Fix integer overflow when seeking the vector index for connections #11905

benwtrent · 2022-11-07T22:00:09Z

This bug has been around since 9.1. It relates directly to the number of nodes that are contained in the level 0 of the HNSW graph. Since level 0 contains all the nodes, this implies the following:

In Lucene 9.1, the bug probably would have appeared once 31580641 (Integer.MAX_VALUE/(maxConn + 1)) vectors were in a single segment
In Lucene 9.2+, the bug appears when there are 16268814 (Integer.MAX_VALUE/(M * 2 + 1)) or more vectors in a single segment.

The stack trace would indicate an EOF failure as Lucene attempts to seek to a negative number in ByteBufferIndexInput.

This commit fixes the type casting and utilizes Math.exact... in the number multiplication and addition. The overhead here is minimal as these calculations are done in constructors and then used repeatably afterwards.

I put fixes in the older codecs, I don't know if that is typically done, but if somebody has a large segment and wants to read the vectors, they could build this jar and read them now (the bug is only on read and data layout is unchanged)

rmuir · 2022-11-08T04:09:47Z

Not good: thanks for splitting this out from your other PR! wonder if we can start cooking up something similar to #11867 ? Looks like we need more vectors but they can have less dimensions to trigger this one? Maybe they can be artificially generated so we don't need a dataset?

rmuir · 2022-11-08T06:47:29Z

ok i tried to make a stab at a test in that draft PR, but its still pretty slow so I'm gonna leave it running. we have to start building up tests for these cases because this seems like deja vu as far as int overflows in this area.

benwtrent · 2022-11-08T13:18:03Z

We have to start building up tests for these cases because this seems like deja vu as far as int overflows in this area.

I am right there with ya @rmuir. 100% feels like "whackamole".

Looks like we need more vectors but they can have less dimensions to trigger this one?

*Supplied material*
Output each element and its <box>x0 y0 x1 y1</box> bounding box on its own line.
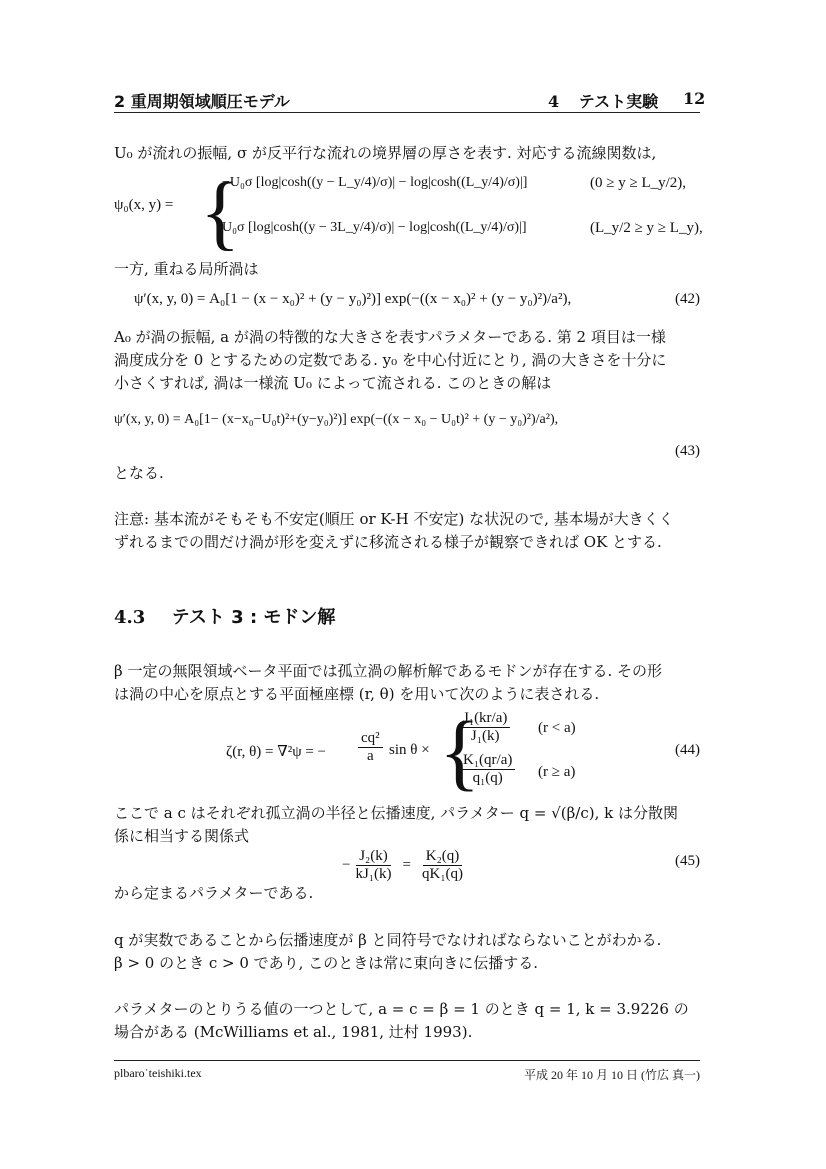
eq45-rhs-frac: K₂(q) qK₁(q) <box>419 848 466 883</box>
header-rule <box>114 112 700 113</box>
eq44-case2-cond: (r ≥ a) <box>538 764 575 781</box>
equation-number-42: (42) <box>675 291 700 308</box>
equation-45: − J₂(k) kJ₁(k) = K₂(q) qK₁(q) <box>342 843 468 887</box>
paragraph-sign-line1: q が実数であることから伝播速度が β と同符号でなければならないことがわかる. <box>114 929 661 951</box>
equation-44: ζ(r, θ) = ∇²ψ = − cq² a sin θ × { J₁(kr/… <box>226 708 606 796</box>
eq44-case2-frac: K₁(qr/a) q₁(q) <box>460 752 515 787</box>
header-section-title: テスト実験 <box>579 92 658 111</box>
paragraph-local-vortex: 一方, 重ねる局所渦は <box>114 258 259 280</box>
note-line1: 注意: 基本流がそもそも不安定(順圧 or K-H 不安定) な状況ので, 基本… <box>114 508 674 530</box>
section-title: テスト 3 : モドン解 <box>172 607 336 628</box>
eq45-minus: − <box>342 857 350 874</box>
header-section-number: 4 <box>548 92 559 111</box>
eq44-frac: cq² a <box>358 730 383 765</box>
psi0-case1-cond: (0 ≥ y ≥ L_y/2), <box>590 175 686 192</box>
equation-number-45: (45) <box>675 853 700 870</box>
footer-rule <box>114 1060 700 1061</box>
eq44-case1-frac: J₁(kr/a) J₁(k) <box>460 710 510 745</box>
equation-psi0: ψ₀(x, y) = { −U₀σ [log|cosh((y − L_y/4)/… <box>114 165 714 255</box>
eq45-lhs-frac: J₂(k) kJ₁(k) <box>352 848 394 883</box>
page-number: 12 <box>683 89 705 108</box>
paragraph-amplitude-line3: 小さくすれば, 渦は一様流 U₀ によって流される. このときの解は <box>114 372 551 394</box>
section-number: 4.3 <box>114 607 145 628</box>
paragraph-values-line1: パラメターのとりうる値の一つとして, a = c = β = 1 のとき q =… <box>114 998 689 1020</box>
psi0-case2-expr: U₀σ [log|cosh((y − 3L_y/4)/σ)| − log|cos… <box>222 220 527 236</box>
running-header-left: 2 重周期領域順圧モデル <box>114 89 290 112</box>
paragraph-values-line2: 場合がある (McWilliams et al., 1981, 辻村 1993)… <box>114 1021 472 1043</box>
psi0-lhs: ψ₀(x, y) = <box>114 197 173 214</box>
paragraph-intro: U₀ が流れの振幅, σ が反平行な流れの境界層の厚さを表す. 対応する流線関数… <box>114 142 656 164</box>
psi0-case2-cond: (L_y/2 ≥ y ≥ L_y), <box>590 220 703 237</box>
eq44-mid: sin θ × <box>389 742 430 759</box>
paragraph-params-line1: ここで a c はそれぞれ孤立渦の半径と伝播速度, パラメター q = √(β/… <box>114 802 678 824</box>
paragraph-params-line2: 係に相当する関係式 <box>114 825 249 847</box>
eq44-lhs: ζ(r, θ) = ∇²ψ = − <box>226 742 326 761</box>
equation-number-44: (44) <box>675 742 700 759</box>
paragraph-amplitude-line1: A₀ が渦の振幅, a が渦の特徴的な大きさを表すパラメターである. 第 2 項… <box>114 326 666 348</box>
footer-date-author: 平成 20 年 10 月 10 日 (竹広 真一) <box>524 1066 700 1083</box>
eq45-equals: = <box>403 857 411 874</box>
paragraph-amplitude-line2: 渦度成分を 0 とするための定数である. y₀ を中心付近にとり, 渦の大きさを… <box>114 349 666 371</box>
running-header-section: 4 テスト実験 <box>548 89 658 112</box>
equation-number-43: (43) <box>675 443 700 460</box>
paragraph-modon-line2: は渦の中心を原点とする平面極座標 (r, θ) を用いて次のように表される. <box>114 683 599 705</box>
section-heading: 4.3 テスト 3 : モドン解 <box>114 603 335 629</box>
psi0-case1-expr: −U₀σ [log|cosh((y − L_y/4)/σ)| − log|cos… <box>222 175 527 191</box>
equation-42: ψ′(x, y, 0) = A₀[1 − (x − x₀)² + (y − y₀… <box>134 291 571 308</box>
paragraph-sign-line2: β > 0 のとき c > 0 であり, このときは常に東向きに伝播する. <box>114 952 538 974</box>
eq44-case1-cond: (r < a) <box>538 720 576 737</box>
note-line2: ずれるまでの間だけ渦が形を変えずに移流される様子が観察できれば OK とする. <box>114 531 662 553</box>
paragraph-determined: から定まるパラメターである. <box>114 882 313 904</box>
paragraph-modon-line1: β 一定の無限領域ベータ平面では孤立渦の解析解であるモドンが存在する. その形 <box>114 660 662 682</box>
paragraph-result: となる. <box>114 462 164 484</box>
footer-filename: plbaro˙teishiki.tex <box>114 1066 202 1081</box>
equation-43: ψ′(x, y, 0) = A₀[1− (x−x₀−U₀t)²+(y−y₀)²)… <box>114 412 558 428</box>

*Instructions for the task*
Can you extract everything from "This bug has" down to "number in ByteBufferIndexInput." in the integer overflow pull request thread above, copying it word for word?

*Solved problem*
This bug has been around since 9.1. It relates directly to the number of nodes that are contained in the level 0 of the HNSW graph. Since level 0 contains all the nodes, this implies the following:

In Lucene 9.1, the bug probably would have appeared once 31580641 (Integer.MAX_VALUE/(maxConn + 1)) vectors were in a single segment
In Lucene 9.2+, the bug appears when there are 16268814 (Integer.MAX_VALUE/(M * 2 + 1)) or more vectors in a single segment.

The stack trace would indicate an EOF failure as Lucene attempts to seek to a negative number in ByteBufferIndexInput.